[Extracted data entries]

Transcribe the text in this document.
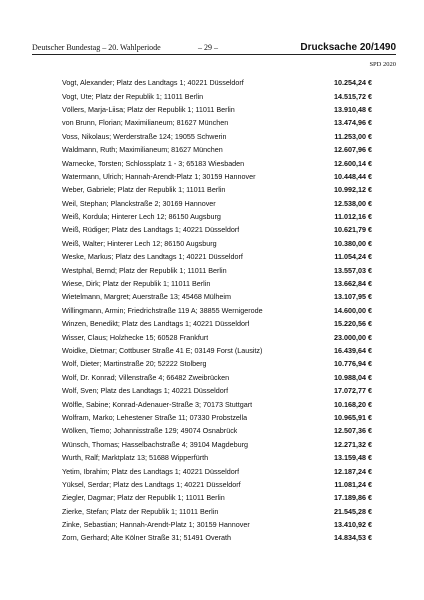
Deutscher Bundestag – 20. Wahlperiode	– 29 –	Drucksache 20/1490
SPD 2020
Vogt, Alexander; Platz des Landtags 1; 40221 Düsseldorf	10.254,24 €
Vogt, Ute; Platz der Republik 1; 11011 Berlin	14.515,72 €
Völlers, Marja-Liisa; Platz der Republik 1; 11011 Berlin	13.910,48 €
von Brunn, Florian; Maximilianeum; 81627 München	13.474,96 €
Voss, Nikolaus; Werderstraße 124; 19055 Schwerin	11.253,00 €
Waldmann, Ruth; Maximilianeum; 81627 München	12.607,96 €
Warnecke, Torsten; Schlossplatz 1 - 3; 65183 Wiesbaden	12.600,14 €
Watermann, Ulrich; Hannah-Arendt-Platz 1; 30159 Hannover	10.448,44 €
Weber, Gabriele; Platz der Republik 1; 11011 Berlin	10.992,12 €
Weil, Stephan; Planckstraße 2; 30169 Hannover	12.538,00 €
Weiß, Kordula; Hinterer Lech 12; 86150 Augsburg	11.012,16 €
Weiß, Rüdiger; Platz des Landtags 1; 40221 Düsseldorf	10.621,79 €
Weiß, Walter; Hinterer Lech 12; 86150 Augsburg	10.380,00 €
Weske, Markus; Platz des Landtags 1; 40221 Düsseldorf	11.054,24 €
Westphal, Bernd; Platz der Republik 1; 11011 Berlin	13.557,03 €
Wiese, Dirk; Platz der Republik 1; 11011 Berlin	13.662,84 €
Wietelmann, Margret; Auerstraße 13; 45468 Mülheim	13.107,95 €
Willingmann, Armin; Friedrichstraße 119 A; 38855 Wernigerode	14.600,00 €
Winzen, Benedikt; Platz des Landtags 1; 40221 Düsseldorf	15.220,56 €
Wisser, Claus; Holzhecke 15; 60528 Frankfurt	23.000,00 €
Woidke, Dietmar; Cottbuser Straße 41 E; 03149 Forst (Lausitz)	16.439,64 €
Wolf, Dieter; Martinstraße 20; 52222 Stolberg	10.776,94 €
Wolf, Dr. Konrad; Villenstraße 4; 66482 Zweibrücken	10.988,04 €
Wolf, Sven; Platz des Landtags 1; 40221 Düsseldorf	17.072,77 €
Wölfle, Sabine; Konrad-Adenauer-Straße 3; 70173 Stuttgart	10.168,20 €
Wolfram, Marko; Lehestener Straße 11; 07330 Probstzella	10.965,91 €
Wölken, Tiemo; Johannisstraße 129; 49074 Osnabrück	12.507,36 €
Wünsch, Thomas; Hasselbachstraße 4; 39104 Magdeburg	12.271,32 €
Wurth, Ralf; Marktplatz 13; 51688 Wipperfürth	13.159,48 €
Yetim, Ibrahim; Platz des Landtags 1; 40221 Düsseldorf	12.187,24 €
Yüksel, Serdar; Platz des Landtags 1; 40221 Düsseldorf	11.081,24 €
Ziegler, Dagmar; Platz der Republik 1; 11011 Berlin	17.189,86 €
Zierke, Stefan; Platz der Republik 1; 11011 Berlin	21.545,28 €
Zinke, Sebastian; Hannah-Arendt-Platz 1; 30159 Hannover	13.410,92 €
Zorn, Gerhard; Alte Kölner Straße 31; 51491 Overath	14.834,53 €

[Task details]: Filter the records above for "Lech" and copy every matching line.

[Expected output]:
Weiß, Kordula; Hinterer Lech 12; 86150 Augsburg	11.012,16 €
Weiß, Walter; Hinterer Lech 12; 86150 Augsburg	10.380,00 €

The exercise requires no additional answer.